SUPPLIED RECORDS.
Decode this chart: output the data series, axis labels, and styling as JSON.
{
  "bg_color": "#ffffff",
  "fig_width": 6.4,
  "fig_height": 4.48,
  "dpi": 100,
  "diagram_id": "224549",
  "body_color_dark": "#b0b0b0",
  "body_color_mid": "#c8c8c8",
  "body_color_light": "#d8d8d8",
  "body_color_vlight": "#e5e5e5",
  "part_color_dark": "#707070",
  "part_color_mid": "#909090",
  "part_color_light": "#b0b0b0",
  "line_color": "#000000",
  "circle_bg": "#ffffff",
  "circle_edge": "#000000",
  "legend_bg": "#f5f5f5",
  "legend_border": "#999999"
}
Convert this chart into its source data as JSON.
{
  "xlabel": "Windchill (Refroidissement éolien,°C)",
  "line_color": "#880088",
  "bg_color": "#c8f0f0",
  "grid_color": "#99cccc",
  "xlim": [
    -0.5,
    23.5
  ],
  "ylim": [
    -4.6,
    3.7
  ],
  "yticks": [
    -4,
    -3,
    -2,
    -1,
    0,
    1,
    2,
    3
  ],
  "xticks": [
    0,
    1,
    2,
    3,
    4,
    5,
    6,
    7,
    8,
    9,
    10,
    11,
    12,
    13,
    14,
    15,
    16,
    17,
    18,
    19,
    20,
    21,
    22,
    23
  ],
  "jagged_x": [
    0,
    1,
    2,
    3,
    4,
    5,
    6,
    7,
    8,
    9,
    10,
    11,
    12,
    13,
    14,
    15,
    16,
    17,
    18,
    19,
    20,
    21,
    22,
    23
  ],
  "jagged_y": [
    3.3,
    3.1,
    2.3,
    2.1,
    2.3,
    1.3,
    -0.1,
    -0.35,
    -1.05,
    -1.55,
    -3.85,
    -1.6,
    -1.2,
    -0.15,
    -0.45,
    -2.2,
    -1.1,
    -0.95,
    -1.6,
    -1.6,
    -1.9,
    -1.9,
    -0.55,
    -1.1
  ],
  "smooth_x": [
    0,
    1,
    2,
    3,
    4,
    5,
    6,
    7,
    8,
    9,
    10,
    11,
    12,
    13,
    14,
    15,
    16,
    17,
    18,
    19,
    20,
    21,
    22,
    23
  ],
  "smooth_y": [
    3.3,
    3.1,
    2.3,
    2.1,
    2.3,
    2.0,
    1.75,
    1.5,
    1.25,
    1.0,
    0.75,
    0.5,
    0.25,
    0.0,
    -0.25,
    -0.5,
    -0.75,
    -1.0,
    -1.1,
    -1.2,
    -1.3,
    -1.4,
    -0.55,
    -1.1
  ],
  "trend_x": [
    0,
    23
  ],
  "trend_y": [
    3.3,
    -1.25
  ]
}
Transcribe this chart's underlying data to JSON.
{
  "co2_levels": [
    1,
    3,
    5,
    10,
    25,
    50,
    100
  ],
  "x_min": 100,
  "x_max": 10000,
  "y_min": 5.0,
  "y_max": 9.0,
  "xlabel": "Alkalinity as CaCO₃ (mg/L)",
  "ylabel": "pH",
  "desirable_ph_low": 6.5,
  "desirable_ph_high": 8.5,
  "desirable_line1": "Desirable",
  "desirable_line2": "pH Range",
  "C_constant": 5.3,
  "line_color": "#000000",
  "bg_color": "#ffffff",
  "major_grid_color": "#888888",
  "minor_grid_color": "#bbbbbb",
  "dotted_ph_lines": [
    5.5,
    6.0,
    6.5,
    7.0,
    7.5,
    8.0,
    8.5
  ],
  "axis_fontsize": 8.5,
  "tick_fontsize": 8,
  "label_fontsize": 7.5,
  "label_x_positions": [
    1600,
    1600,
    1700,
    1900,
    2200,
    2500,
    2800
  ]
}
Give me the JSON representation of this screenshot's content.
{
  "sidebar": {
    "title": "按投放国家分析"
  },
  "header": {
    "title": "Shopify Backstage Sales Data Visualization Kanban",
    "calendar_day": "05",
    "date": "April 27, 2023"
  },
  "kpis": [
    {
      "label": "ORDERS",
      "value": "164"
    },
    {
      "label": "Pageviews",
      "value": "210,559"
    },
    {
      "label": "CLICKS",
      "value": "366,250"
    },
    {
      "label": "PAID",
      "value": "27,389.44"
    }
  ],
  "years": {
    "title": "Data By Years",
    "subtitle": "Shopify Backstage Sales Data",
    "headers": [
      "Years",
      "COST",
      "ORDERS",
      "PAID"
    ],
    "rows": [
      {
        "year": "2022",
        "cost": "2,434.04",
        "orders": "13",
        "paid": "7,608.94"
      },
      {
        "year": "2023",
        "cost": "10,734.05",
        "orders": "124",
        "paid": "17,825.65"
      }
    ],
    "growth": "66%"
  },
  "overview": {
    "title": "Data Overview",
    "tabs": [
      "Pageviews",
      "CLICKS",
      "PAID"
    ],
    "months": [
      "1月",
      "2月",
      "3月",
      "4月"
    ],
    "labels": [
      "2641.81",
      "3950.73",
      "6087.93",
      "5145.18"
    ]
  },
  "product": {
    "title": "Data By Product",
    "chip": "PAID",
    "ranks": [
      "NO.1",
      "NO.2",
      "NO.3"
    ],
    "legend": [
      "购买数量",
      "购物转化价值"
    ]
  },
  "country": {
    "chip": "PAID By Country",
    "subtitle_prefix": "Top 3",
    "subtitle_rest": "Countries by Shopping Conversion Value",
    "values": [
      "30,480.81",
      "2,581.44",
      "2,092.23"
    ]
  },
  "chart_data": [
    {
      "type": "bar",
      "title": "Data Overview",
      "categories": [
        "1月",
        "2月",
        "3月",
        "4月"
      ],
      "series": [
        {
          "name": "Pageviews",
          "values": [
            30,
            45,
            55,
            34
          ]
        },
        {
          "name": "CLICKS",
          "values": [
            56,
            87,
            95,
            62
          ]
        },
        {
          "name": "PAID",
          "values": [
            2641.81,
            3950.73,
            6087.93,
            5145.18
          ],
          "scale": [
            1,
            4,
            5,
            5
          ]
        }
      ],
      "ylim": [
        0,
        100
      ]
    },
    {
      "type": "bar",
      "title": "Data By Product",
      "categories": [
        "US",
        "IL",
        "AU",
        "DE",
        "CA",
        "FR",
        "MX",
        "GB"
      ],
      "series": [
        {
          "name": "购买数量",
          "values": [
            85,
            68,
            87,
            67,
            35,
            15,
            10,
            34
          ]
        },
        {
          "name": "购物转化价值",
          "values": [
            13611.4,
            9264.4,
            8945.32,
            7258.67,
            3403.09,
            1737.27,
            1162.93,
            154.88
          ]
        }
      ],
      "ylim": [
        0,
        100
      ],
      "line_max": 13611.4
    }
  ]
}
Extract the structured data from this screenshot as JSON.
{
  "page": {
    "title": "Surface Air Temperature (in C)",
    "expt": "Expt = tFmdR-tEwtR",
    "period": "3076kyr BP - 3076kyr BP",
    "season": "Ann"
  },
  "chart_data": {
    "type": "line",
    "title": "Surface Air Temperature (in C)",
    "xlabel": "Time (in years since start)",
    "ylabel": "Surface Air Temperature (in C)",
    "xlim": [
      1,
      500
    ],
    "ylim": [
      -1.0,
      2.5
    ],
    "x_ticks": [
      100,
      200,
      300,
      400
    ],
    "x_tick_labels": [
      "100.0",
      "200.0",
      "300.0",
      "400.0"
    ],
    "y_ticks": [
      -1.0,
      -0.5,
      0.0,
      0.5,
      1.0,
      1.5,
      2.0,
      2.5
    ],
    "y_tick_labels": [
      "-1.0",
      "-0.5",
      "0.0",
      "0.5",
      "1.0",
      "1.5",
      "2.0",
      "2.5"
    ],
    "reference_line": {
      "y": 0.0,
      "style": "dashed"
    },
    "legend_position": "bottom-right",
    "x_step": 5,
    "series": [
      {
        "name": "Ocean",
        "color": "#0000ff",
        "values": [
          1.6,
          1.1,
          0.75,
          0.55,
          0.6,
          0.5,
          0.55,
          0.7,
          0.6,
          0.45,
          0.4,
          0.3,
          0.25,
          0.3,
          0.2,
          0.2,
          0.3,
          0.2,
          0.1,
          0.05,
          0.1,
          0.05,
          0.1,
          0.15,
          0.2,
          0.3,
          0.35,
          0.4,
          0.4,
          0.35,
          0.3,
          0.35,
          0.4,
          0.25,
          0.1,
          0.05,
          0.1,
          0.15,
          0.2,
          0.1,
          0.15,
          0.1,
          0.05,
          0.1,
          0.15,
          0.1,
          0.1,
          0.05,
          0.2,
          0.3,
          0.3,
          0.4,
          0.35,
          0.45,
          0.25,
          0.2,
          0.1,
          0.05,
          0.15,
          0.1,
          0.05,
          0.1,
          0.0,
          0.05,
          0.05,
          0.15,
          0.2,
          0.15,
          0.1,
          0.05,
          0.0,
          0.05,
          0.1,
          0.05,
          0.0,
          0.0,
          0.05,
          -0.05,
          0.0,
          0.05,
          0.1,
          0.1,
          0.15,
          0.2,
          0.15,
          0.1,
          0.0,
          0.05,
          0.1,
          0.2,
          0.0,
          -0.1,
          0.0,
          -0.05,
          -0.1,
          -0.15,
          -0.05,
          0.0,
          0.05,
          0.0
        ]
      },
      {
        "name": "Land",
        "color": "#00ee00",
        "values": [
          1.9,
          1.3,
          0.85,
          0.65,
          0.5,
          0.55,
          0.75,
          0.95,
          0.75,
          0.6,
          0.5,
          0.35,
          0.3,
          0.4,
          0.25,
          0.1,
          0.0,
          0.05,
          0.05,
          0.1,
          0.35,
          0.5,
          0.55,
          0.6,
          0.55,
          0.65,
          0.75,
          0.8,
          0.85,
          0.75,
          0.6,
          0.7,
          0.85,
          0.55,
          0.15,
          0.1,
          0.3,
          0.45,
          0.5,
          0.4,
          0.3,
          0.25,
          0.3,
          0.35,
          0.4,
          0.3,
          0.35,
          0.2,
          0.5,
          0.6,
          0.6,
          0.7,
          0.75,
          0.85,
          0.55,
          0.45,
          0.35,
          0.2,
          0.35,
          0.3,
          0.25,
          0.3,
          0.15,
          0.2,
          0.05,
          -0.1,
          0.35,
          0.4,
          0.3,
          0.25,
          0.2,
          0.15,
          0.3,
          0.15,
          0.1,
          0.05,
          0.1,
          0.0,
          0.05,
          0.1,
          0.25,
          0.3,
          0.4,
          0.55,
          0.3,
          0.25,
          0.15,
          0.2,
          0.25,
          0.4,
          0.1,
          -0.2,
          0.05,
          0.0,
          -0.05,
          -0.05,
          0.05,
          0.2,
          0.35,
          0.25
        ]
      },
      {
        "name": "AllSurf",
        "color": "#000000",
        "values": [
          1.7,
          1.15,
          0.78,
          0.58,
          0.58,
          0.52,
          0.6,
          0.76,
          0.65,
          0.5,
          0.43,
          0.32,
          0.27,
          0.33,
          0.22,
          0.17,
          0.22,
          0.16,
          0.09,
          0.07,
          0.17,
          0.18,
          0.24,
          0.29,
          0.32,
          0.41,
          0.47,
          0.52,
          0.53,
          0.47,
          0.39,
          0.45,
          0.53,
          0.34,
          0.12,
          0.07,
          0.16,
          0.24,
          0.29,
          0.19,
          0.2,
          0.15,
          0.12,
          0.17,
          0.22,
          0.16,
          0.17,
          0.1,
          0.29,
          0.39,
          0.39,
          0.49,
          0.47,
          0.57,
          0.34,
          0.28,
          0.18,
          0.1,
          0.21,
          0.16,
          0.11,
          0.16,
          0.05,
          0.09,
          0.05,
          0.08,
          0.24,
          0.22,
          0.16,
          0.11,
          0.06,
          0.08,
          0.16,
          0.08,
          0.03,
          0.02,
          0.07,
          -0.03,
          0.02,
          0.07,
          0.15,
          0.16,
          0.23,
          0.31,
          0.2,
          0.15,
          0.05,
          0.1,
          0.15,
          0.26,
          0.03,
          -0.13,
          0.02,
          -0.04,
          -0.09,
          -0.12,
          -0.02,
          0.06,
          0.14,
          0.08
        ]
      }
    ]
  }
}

GOAL. Filter the entries down to the lines with the word "Backstage" in them.

RESPONSE.
    "title": "Shopify Backstage Sales Data Visualization Kanban",
    "subtitle": "Shopify Backstage Sales Data",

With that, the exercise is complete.